*Exercise task*
Examine each line of the data. Copy those that contain the string "fields".

*Data supplied*
= = = =

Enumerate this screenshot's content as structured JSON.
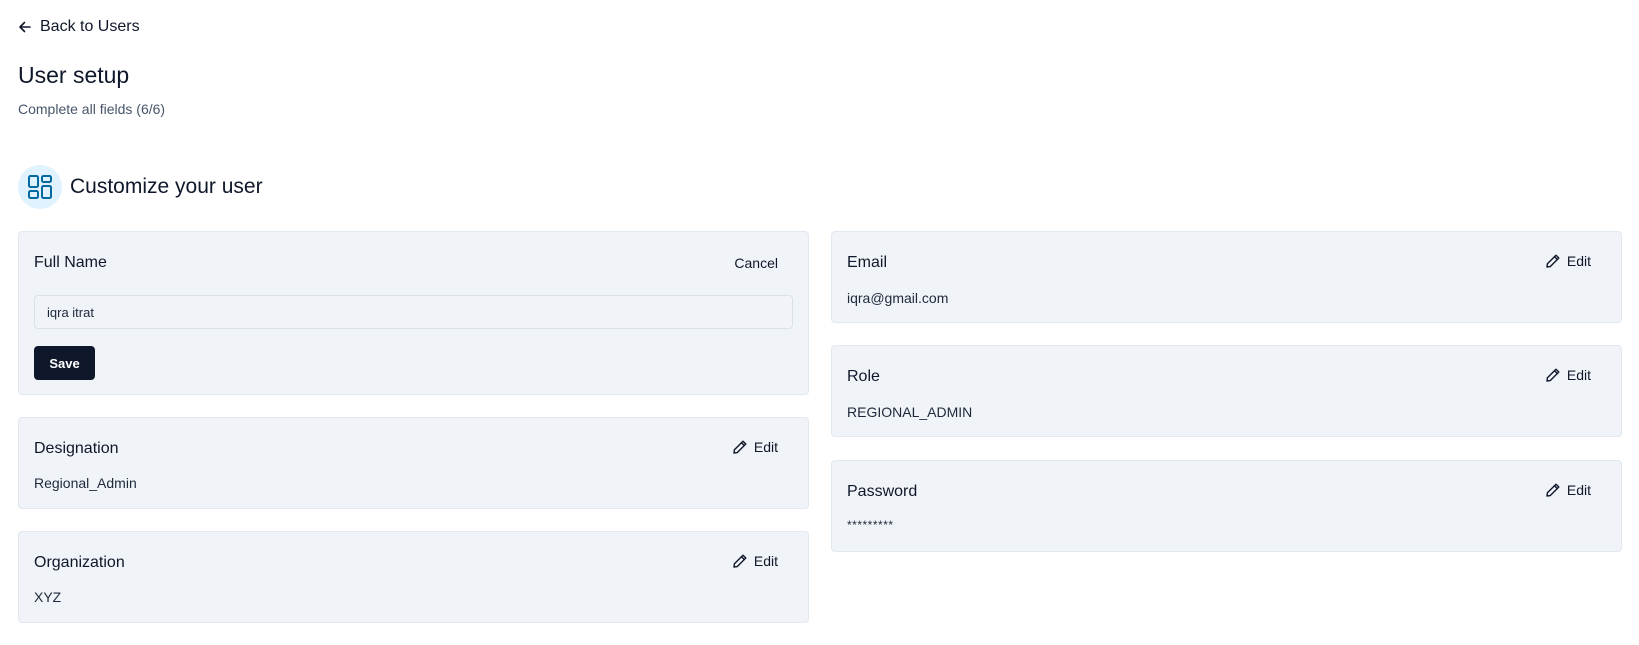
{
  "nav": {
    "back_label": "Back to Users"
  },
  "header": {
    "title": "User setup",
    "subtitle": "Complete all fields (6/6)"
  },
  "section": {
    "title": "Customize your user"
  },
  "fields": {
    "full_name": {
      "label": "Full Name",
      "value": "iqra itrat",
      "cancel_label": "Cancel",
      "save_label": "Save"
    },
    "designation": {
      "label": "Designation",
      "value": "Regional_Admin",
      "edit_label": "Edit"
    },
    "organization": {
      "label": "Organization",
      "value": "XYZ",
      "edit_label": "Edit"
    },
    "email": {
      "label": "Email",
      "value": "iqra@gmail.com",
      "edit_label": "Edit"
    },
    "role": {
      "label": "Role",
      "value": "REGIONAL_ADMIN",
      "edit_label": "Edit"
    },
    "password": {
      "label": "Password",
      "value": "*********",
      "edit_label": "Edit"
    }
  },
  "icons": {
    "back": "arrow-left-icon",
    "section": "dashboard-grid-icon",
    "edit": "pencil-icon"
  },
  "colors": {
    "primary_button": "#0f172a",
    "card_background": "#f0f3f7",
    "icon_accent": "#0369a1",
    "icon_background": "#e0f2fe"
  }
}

= = = =

*Task result*
    "subtitle": "Complete all fields (6/6)"
  "fields": {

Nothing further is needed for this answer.